## PROBLEM STATEMENT
In the rows below, swap "Description with numbered items" for "Caption with numbered items" and leave every other word as it is. Give the text of all the rows again with this change, but omit the pictures.

## LISTED ENTRIES
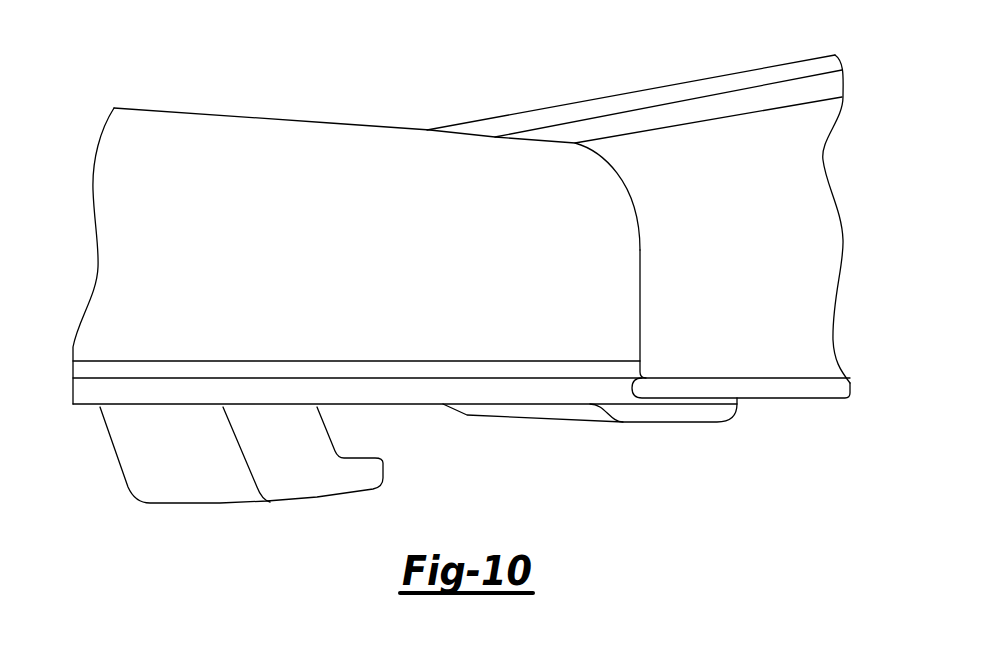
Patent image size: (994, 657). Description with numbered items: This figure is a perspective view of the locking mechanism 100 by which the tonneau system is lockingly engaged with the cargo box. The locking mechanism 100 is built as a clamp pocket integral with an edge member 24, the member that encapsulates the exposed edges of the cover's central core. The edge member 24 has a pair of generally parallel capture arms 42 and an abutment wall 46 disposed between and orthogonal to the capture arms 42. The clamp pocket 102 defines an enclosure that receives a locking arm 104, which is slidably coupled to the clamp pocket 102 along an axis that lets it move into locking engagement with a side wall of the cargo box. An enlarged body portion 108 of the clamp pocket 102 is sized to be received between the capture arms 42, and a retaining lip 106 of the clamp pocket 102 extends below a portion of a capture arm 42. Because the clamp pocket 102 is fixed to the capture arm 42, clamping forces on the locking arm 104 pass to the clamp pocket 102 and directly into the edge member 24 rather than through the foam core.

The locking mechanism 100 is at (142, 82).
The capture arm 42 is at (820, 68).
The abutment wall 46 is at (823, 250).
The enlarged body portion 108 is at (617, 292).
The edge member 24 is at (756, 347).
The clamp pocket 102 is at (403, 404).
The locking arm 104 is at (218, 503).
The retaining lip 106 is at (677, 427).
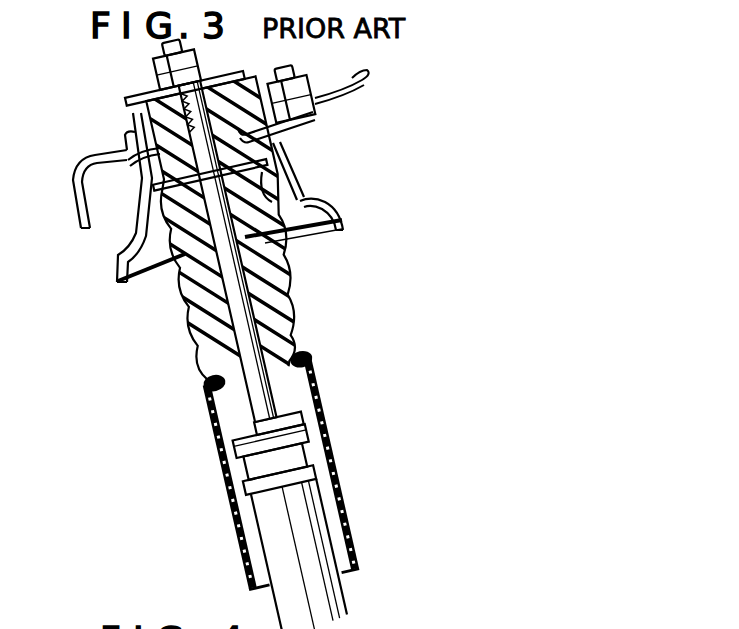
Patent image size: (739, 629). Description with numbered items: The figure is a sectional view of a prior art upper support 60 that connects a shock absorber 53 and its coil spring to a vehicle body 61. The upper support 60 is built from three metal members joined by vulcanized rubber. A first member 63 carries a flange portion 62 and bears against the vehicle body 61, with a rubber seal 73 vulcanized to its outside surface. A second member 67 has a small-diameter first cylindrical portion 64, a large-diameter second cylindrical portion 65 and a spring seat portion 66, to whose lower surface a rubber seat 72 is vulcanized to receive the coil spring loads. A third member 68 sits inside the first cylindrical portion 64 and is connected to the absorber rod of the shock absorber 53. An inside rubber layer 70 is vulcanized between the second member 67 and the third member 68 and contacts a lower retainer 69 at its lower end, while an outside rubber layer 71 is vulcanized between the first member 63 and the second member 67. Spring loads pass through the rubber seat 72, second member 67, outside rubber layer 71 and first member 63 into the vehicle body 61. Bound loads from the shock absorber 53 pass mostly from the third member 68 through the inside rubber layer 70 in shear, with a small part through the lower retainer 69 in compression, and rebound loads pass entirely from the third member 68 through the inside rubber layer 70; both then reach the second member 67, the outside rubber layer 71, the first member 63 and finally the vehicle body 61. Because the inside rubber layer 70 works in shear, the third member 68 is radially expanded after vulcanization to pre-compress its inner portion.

## EXPECTED OUTPUT
Patent image size: (994, 657). Caption with numbered items: This figure is a perspective view of the locking mechanism 100 by which the tonneau system is lockingly engaged with the cargo box. The locking mechanism 100 is built as a clamp pocket integral with an edge member 24, the member that encapsulates the exposed edges of the cover's central core. The edge member 24 has a pair of generally parallel capture arms 42 and an abutment wall 46 disposed between and orthogonal to the capture arms 42. The clamp pocket 102 defines an enclosure that receives a locking arm 104, which is slidably coupled to the clamp pocket 102 along an axis that lets it move into locking engagement with a side wall of the cargo box. An enlarged body portion 108 of the clamp pocket 102 is sized to be received between the capture arms 42, and a retaining lip 106 of the clamp pocket 102 extends below a portion of a capture arm 42. Because the clamp pocket 102 is fixed to the capture arm 42, clamping forces on the locking arm 104 pass to the clamp pocket 102 and directly into the edge member 24 rather than through the foam core.

The locking mechanism 100 is at (142, 82).
The capture arm 42 is at (820, 68).
The abutment wall 46 is at (823, 250).
The enlarged body portion 108 is at (617, 292).
The edge member 24 is at (756, 347).
The clamp pocket 102 is at (403, 404).
The locking arm 104 is at (218, 503).
The retaining lip 106 is at (677, 427).
Patent image size: (739, 629). Caption with numbered items: The figure is a sectional view of a prior art upper support 60 that connects a shock absorber 53 and its coil spring to a vehicle body 61. The upper support 60 is built from three metal members joined by vulcanized rubber. A first member 63 carries a flange portion 62 and bears against the vehicle body 61, with a rubber seal 73 vulcanized to its outside surface. A second member 67 has a small-diameter first cylindrical portion 64, a large-diameter second cylindrical portion 65 and a spring seat portion 66, to whose lower surface a rubber seat 72 is vulcanized to receive the coil spring loads. A third member 68 sits inside the first cylindrical portion 64 and is connected to the absorber rod of the shock absorber 53. An inside rubber layer 70 is vulcanized between the second member 67 and the third member 68 and contacts a lower retainer 69 at its lower end, while an outside rubber layer 71 is vulcanized between the first member 63 and the second member 67. Spring loads pass through the rubber seat 72, second member 67, outside rubber layer 71 and first member 63 into the vehicle body 61. Bound loads from the shock absorber 53 pass mostly from the third member 68 through the inside rubber layer 70 in shear, with a small part through the lower retainer 69 in compression, and rebound loads pass entirely from the third member 68 through the inside rubber layer 70; both then reach the second member 67, the outside rubber layer 71, the first member 63 and finally the vehicle body 61. Because the inside rubber layer 70 works in shear, the third member 68 is radially expanded after vulcanization to pre-compress its inner portion.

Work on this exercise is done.